Start of Provided entries

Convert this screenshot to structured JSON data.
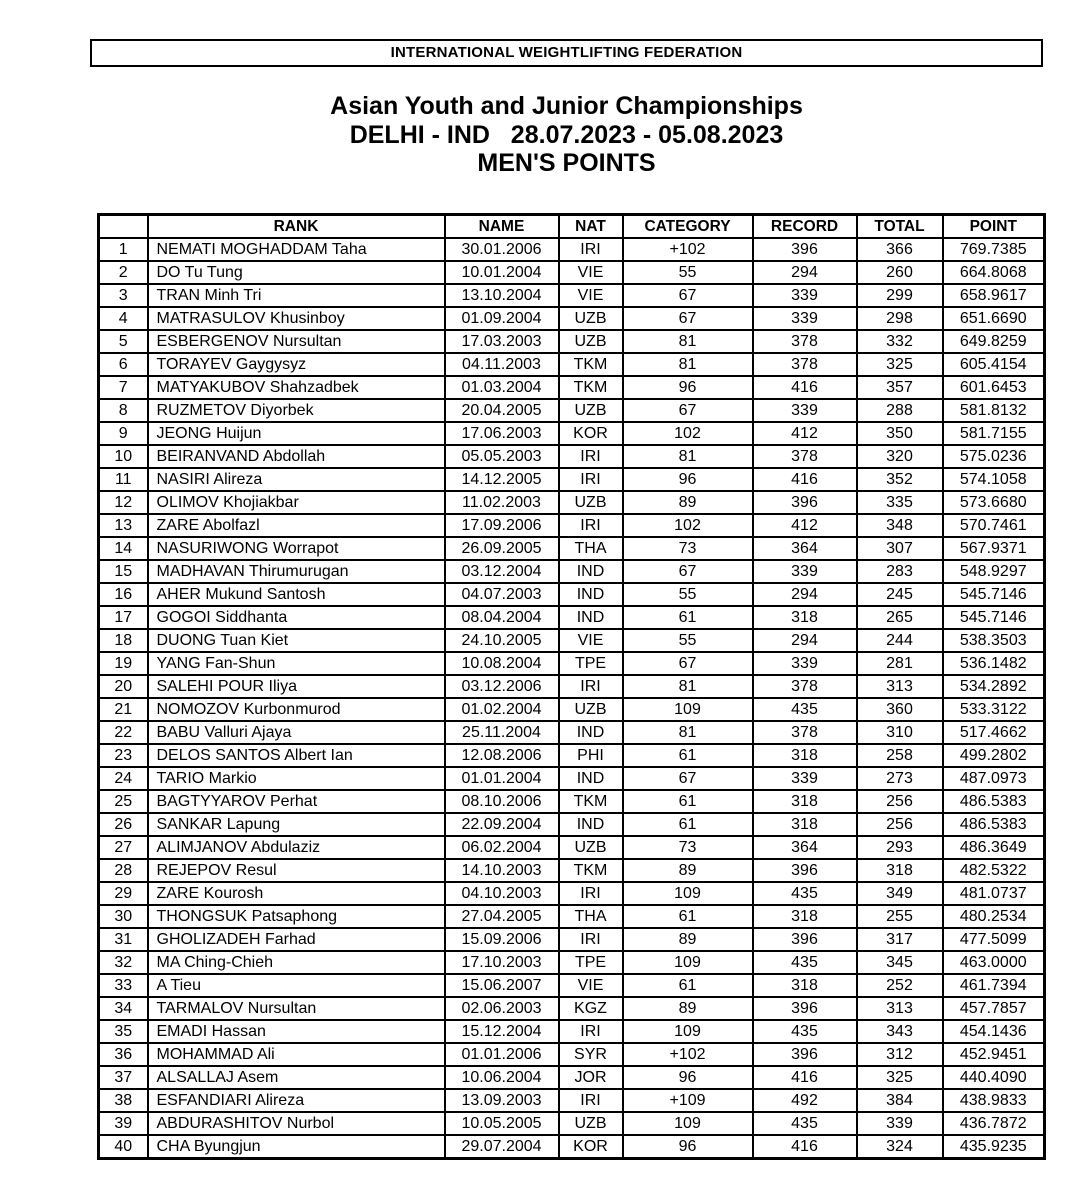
{
  "banner": {
    "title": "INTERNATIONAL WEIGHTLIFTING FEDERATION"
  },
  "titles": {
    "line1": "Asian Youth and Junior Championships",
    "line2": "DELHI - IND   28.07.2023 - 05.08.2023",
    "line3": "MEN'S POINTS"
  },
  "table": {
    "columns": [
      "",
      "RANK",
      "NAME",
      "NAT",
      "CATEGORY",
      "RECORD",
      "TOTAL",
      "POINT"
    ],
    "rows": [
      [
        "1",
        "NEMATI MOGHADDAM Taha",
        "30.01.2006",
        "IRI",
        "+102",
        "396",
        "366",
        "769.7385"
      ],
      [
        "2",
        "DO Tu Tung",
        "10.01.2004",
        "VIE",
        "55",
        "294",
        "260",
        "664.8068"
      ],
      [
        "3",
        "TRAN Minh Tri",
        "13.10.2004",
        "VIE",
        "67",
        "339",
        "299",
        "658.9617"
      ],
      [
        "4",
        "MATRASULOV Khusinboy",
        "01.09.2004",
        "UZB",
        "67",
        "339",
        "298",
        "651.6690"
      ],
      [
        "5",
        "ESBERGENOV Nursultan",
        "17.03.2003",
        "UZB",
        "81",
        "378",
        "332",
        "649.8259"
      ],
      [
        "6",
        "TORAYEV Gaygysyz",
        "04.11.2003",
        "TKM",
        "81",
        "378",
        "325",
        "605.4154"
      ],
      [
        "7",
        "MATYAKUBOV Shahzadbek",
        "01.03.2004",
        "TKM",
        "96",
        "416",
        "357",
        "601.6453"
      ],
      [
        "8",
        "RUZMETOV Diyorbek",
        "20.04.2005",
        "UZB",
        "67",
        "339",
        "288",
        "581.8132"
      ],
      [
        "9",
        "JEONG Huijun",
        "17.06.2003",
        "KOR",
        "102",
        "412",
        "350",
        "581.7155"
      ],
      [
        "10",
        "BEIRANVAND Abdollah",
        "05.05.2003",
        "IRI",
        "81",
        "378",
        "320",
        "575.0236"
      ],
      [
        "11",
        "NASIRI Alireza",
        "14.12.2005",
        "IRI",
        "96",
        "416",
        "352",
        "574.1058"
      ],
      [
        "12",
        "OLIMOV Khojiakbar",
        "11.02.2003",
        "UZB",
        "89",
        "396",
        "335",
        "573.6680"
      ],
      [
        "13",
        "ZARE Abolfazl",
        "17.09.2006",
        "IRI",
        "102",
        "412",
        "348",
        "570.7461"
      ],
      [
        "14",
        "NASURIWONG Worrapot",
        "26.09.2005",
        "THA",
        "73",
        "364",
        "307",
        "567.9371"
      ],
      [
        "15",
        "MADHAVAN Thirumurugan",
        "03.12.2004",
        "IND",
        "67",
        "339",
        "283",
        "548.9297"
      ],
      [
        "16",
        "AHER Mukund Santosh",
        "04.07.2003",
        "IND",
        "55",
        "294",
        "245",
        "545.7146"
      ],
      [
        "17",
        "GOGOI Siddhanta",
        "08.04.2004",
        "IND",
        "61",
        "318",
        "265",
        "545.7146"
      ],
      [
        "18",
        "DUONG Tuan Kiet",
        "24.10.2005",
        "VIE",
        "55",
        "294",
        "244",
        "538.3503"
      ],
      [
        "19",
        "YANG Fan-Shun",
        "10.08.2004",
        "TPE",
        "67",
        "339",
        "281",
        "536.1482"
      ],
      [
        "20",
        "SALEHI POUR Iliya",
        "03.12.2006",
        "IRI",
        "81",
        "378",
        "313",
        "534.2892"
      ],
      [
        "21",
        "NOMOZOV Kurbonmurod",
        "01.02.2004",
        "UZB",
        "109",
        "435",
        "360",
        "533.3122"
      ],
      [
        "22",
        "BABU Valluri Ajaya",
        "25.11.2004",
        "IND",
        "81",
        "378",
        "310",
        "517.4662"
      ],
      [
        "23",
        "DELOS SANTOS Albert Ian",
        "12.08.2006",
        "PHI",
        "61",
        "318",
        "258",
        "499.2802"
      ],
      [
        "24",
        "TARIO Markio",
        "01.01.2004",
        "IND",
        "67",
        "339",
        "273",
        "487.0973"
      ],
      [
        "25",
        "BAGTYYAROV Perhat",
        "08.10.2006",
        "TKM",
        "61",
        "318",
        "256",
        "486.5383"
      ],
      [
        "26",
        "SANKAR Lapung",
        "22.09.2004",
        "IND",
        "61",
        "318",
        "256",
        "486.5383"
      ],
      [
        "27",
        "ALIMJANOV Abdulaziz",
        "06.02.2004",
        "UZB",
        "73",
        "364",
        "293",
        "486.3649"
      ],
      [
        "28",
        "REJEPOV Resul",
        "14.10.2003",
        "TKM",
        "89",
        "396",
        "318",
        "482.5322"
      ],
      [
        "29",
        "ZARE Kourosh",
        "04.10.2003",
        "IRI",
        "109",
        "435",
        "349",
        "481.0737"
      ],
      [
        "30",
        "THONGSUK Patsaphong",
        "27.04.2005",
        "THA",
        "61",
        "318",
        "255",
        "480.2534"
      ],
      [
        "31",
        "GHOLIZADEH Farhad",
        "15.09.2006",
        "IRI",
        "89",
        "396",
        "317",
        "477.5099"
      ],
      [
        "32",
        "MA Ching-Chieh",
        "17.10.2003",
        "TPE",
        "109",
        "435",
        "345",
        "463.0000"
      ],
      [
        "33",
        "A Tieu",
        "15.06.2007",
        "VIE",
        "61",
        "318",
        "252",
        "461.7394"
      ],
      [
        "34",
        "TARMALOV Nursultan",
        "02.06.2003",
        "KGZ",
        "89",
        "396",
        "313",
        "457.7857"
      ],
      [
        "35",
        "EMADI Hassan",
        "15.12.2004",
        "IRI",
        "109",
        "435",
        "343",
        "454.1436"
      ],
      [
        "36",
        "MOHAMMAD Ali",
        "01.01.2006",
        "SYR",
        "+102",
        "396",
        "312",
        "452.9451"
      ],
      [
        "37",
        "ALSALLAJ Asem",
        "10.06.2004",
        "JOR",
        "96",
        "416",
        "325",
        "440.4090"
      ],
      [
        "38",
        "ESFANDIARI Alireza",
        "13.09.2003",
        "IRI",
        "+109",
        "492",
        "384",
        "438.9833"
      ],
      [
        "39",
        "ABDURASHITOV Nurbol",
        "10.05.2005",
        "UZB",
        "109",
        "435",
        "339",
        "436.7872"
      ],
      [
        "40",
        "CHA Byungjun",
        "29.07.2004",
        "KOR",
        "96",
        "416",
        "324",
        "435.9235"
      ]
    ]
  }
}
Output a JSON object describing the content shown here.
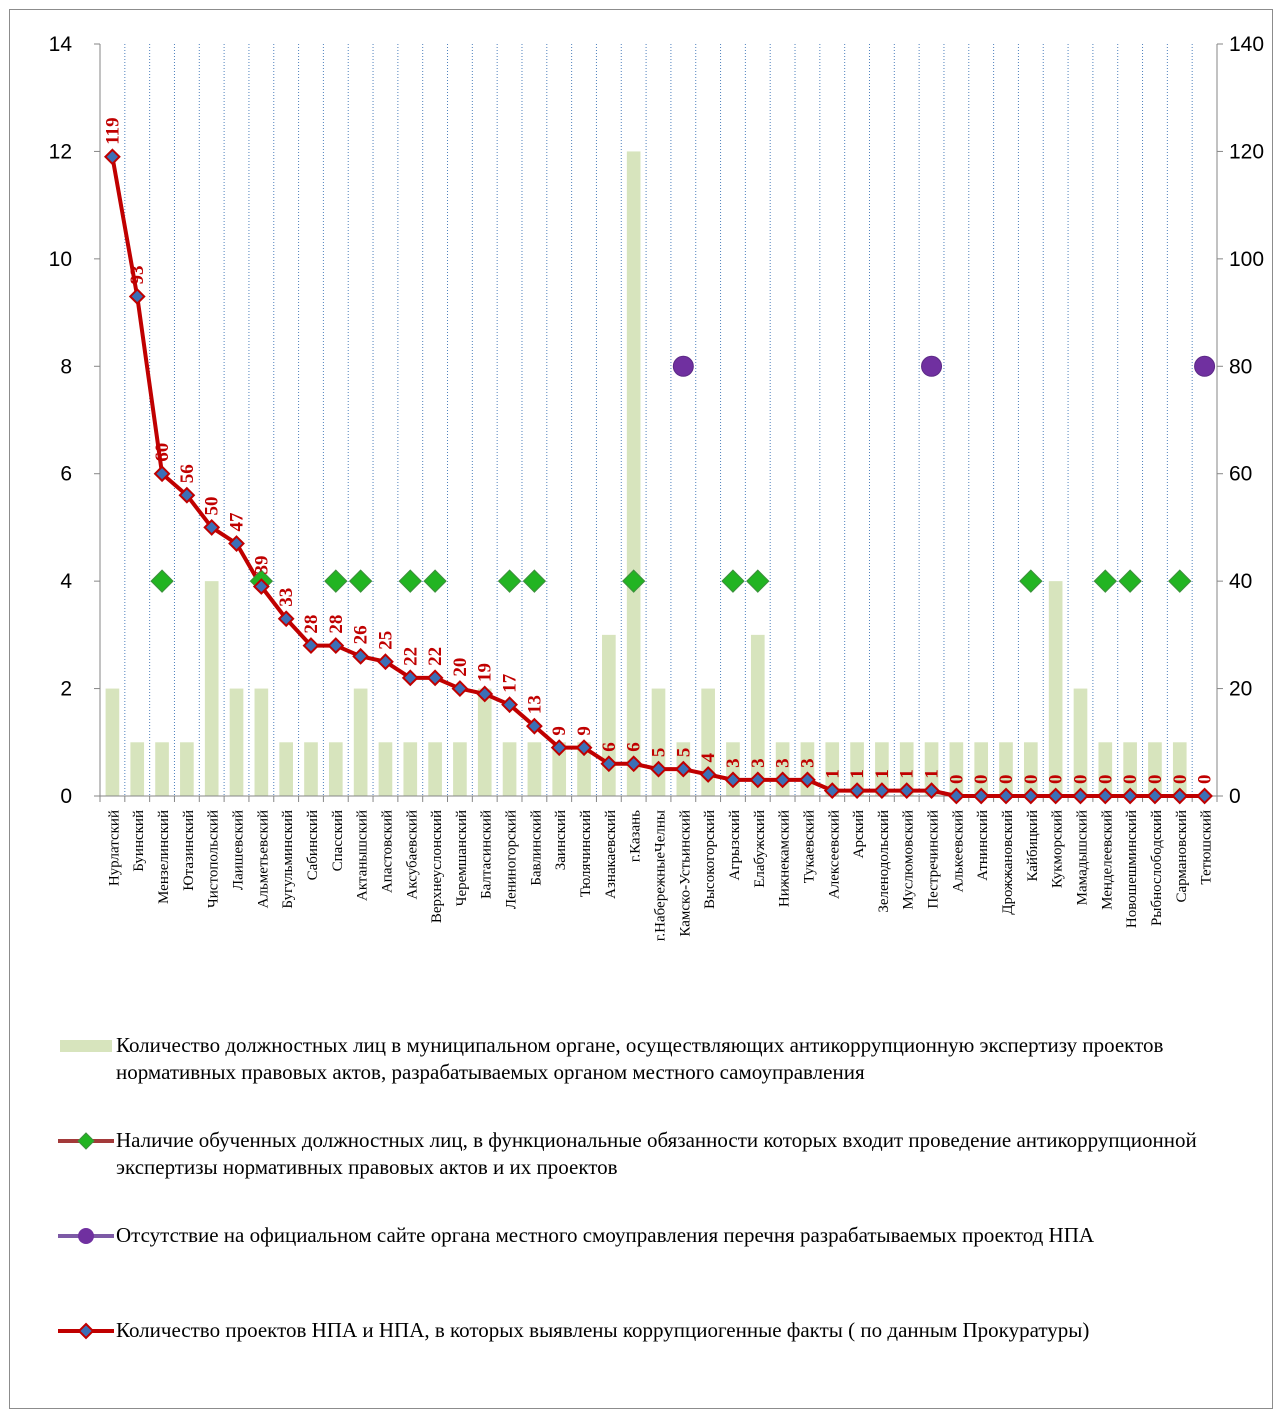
{
  "chart_data": {
    "type": "bar+line",
    "categories": [
      "Нурлатский",
      "Буинский",
      "Мензелинский",
      "Ютазинский",
      "Чистопольский",
      "Лаишевский",
      "Альметьевский",
      "Бугульминский",
      "Сабинский",
      "Спасский",
      "Актанышский",
      "Апастовский",
      "Аксубаевский",
      "Верхнеуслонский",
      "Черемшанский",
      "Балтасинский",
      "Лениногорский",
      "Бавлинский",
      "Заинский",
      "Тюлячинский",
      "Азнакаевский",
      "г.Казань",
      "г.НабережныеЧелны",
      "Камско-Устьинский",
      "Высокогорский",
      "Агрызский",
      "Елабужский",
      "Нижнекамский",
      "Тукаевский",
      "Алексеевский",
      "Арский",
      "Зеленодольский",
      "Муслюмовский",
      "Пестречинский",
      "Алькеевский",
      "Атнинский",
      "Дрожжановский",
      "Кайбицкий",
      "Кукморский",
      "Мамадышский",
      "Менделеевский",
      "Новошешминский",
      "Рыбнослободский",
      "Сармановский",
      "Тетюшский"
    ],
    "left_axis": {
      "ylim": [
        0,
        14
      ],
      "ticks": [
        "0",
        "2",
        "4",
        "6",
        "8",
        "10",
        "12",
        "14"
      ]
    },
    "right_axis": {
      "ylim": [
        0,
        140
      ],
      "ticks": [
        "0",
        "20",
        "40",
        "60",
        "80",
        "100",
        "120",
        "140"
      ]
    },
    "series": [
      {
        "name": "Количество должностных лиц в муниципальном органе, осуществляющих антикоррупционную экспертизу проектов нормативных правовых актов, разрабатываемых органом местного самоуправления",
        "kind": "bar",
        "axis": "left",
        "color": "#d7e4bd",
        "values": [
          2,
          1,
          1,
          1,
          4,
          2,
          2,
          1,
          1,
          1,
          2,
          1,
          1,
          1,
          1,
          2,
          1,
          1,
          1,
          1,
          3,
          12,
          2,
          1,
          2,
          1,
          3,
          1,
          1,
          1,
          1,
          1,
          1,
          1,
          1,
          1,
          1,
          1,
          4,
          2,
          1,
          1,
          1,
          1,
          0
        ]
      },
      {
        "name": "Наличие обученных  должностных лиц, в функциональные обязанности которых входит проведение антикоррупционной экспертизы нормативных правовых актов и их проектов",
        "kind": "marker",
        "axis": "left",
        "marker": "diamond",
        "color": "#22b422",
        "line_color": "#a33a3a",
        "values": [
          null,
          null,
          4,
          null,
          null,
          null,
          4,
          null,
          null,
          4,
          4,
          null,
          4,
          4,
          null,
          null,
          4,
          4,
          null,
          null,
          null,
          4,
          null,
          null,
          null,
          4,
          4,
          null,
          null,
          null,
          null,
          null,
          null,
          null,
          null,
          null,
          null,
          4,
          null,
          null,
          4,
          4,
          null,
          4,
          null
        ]
      },
      {
        "name": "Отсутствие на официальном сайте органа местного смоуправления перечня разрабатываемых проектод НПА",
        "kind": "marker",
        "axis": "left",
        "marker": "circle",
        "color": "#7030a0",
        "values": [
          null,
          null,
          null,
          null,
          null,
          null,
          null,
          null,
          null,
          null,
          null,
          null,
          null,
          null,
          null,
          null,
          null,
          null,
          null,
          null,
          null,
          null,
          null,
          8,
          null,
          null,
          null,
          null,
          null,
          null,
          null,
          null,
          null,
          8,
          null,
          null,
          null,
          null,
          null,
          null,
          null,
          null,
          null,
          null,
          8
        ]
      },
      {
        "name": "Количество проектов НПА и НПА, в которых выявлены коррупциогенные факты ( по данным Прокуратуры)",
        "kind": "line",
        "axis": "right",
        "marker": "diamond",
        "color": "#c00000",
        "marker_color": "#3b6fb6",
        "values": [
          119,
          93,
          60,
          56,
          50,
          47,
          39,
          33,
          28,
          28,
          26,
          25,
          22,
          22,
          20,
          19,
          17,
          13,
          9,
          9,
          6,
          6,
          5,
          5,
          4,
          3,
          3,
          3,
          3,
          1,
          1,
          1,
          1,
          1,
          0,
          0,
          0,
          0,
          0,
          0,
          0,
          0,
          0,
          0,
          0
        ],
        "data_labels": [
          "119",
          "93",
          "60",
          "56",
          "50",
          "47",
          "39",
          "33",
          "28",
          "28",
          "26",
          "25",
          "22",
          "22",
          "20",
          "19",
          "17",
          "13",
          "9",
          "9",
          "6",
          "6",
          "5",
          "5",
          "4",
          "3",
          "3",
          "3",
          "3",
          "1",
          "1",
          "1",
          "1",
          "1",
          "0",
          "0",
          "0",
          "0",
          "0",
          "0",
          "0",
          "0",
          "0",
          "0",
          "0"
        ]
      }
    ],
    "grid": "vertical dotted",
    "legend_position": "bottom"
  }
}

End of Provided entries

What you should do »
Copy the lines from the entries above in which the word "правовых" appears.

Expected answer »
        "name": "Количество должностных лиц в муниципальном органе, осуществляющих антикоррупционную экспертизу проектов нормативных правовых актов, разрабатываемых органом местного самоуправления",
        "name": "Наличие обученных  должностных лиц, в функциональные обязанности которых входит проведение антикоррупционной экспертизы нормативных правовых актов и их проектов",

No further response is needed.